##### DATA IN THIS EXERCISE

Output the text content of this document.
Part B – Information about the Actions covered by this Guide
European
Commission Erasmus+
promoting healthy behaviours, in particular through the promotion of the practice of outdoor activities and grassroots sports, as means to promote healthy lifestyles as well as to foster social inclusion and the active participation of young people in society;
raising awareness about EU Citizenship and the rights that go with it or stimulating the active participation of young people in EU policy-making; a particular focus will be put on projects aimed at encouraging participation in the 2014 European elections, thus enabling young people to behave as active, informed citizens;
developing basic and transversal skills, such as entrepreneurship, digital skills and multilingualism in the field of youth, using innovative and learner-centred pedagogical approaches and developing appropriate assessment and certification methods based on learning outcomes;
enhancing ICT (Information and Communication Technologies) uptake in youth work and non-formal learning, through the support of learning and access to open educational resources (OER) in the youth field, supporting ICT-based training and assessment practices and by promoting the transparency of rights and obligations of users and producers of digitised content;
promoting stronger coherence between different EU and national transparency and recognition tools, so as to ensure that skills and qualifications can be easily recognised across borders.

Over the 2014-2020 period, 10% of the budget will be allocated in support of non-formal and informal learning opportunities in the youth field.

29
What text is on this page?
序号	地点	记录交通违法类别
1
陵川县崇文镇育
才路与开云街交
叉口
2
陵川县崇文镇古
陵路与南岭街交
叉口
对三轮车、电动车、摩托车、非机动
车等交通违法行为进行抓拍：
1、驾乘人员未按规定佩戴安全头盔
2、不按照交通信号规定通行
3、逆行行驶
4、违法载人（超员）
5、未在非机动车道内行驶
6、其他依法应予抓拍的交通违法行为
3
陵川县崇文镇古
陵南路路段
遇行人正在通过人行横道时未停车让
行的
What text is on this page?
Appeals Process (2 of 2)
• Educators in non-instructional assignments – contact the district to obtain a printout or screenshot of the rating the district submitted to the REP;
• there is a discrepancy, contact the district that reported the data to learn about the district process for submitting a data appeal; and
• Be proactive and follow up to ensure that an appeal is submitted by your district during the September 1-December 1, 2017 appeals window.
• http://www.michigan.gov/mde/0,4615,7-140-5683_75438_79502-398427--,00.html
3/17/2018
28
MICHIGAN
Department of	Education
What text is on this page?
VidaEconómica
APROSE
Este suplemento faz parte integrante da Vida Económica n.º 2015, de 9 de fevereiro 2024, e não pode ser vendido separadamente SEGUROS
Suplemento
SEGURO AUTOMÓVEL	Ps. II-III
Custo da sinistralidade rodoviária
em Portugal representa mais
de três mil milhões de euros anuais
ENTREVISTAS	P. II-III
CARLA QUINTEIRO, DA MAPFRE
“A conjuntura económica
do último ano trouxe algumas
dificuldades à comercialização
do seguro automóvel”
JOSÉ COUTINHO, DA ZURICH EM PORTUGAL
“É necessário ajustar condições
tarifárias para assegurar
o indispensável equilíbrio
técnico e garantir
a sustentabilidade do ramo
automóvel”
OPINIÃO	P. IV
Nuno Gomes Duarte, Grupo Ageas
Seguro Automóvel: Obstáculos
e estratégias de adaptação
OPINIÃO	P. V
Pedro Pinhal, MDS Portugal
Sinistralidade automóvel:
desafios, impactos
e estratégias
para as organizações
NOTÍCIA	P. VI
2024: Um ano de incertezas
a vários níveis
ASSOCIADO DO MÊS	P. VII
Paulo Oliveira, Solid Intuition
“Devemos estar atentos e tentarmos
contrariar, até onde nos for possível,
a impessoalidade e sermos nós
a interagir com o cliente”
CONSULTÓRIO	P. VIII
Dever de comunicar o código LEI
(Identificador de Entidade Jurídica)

##########

- _SHORT TASK_: Among the entries above, how many lines include the word "that"? Give the number with no comment.

- _OUTPUT FOR THIS EXERCISE_: 4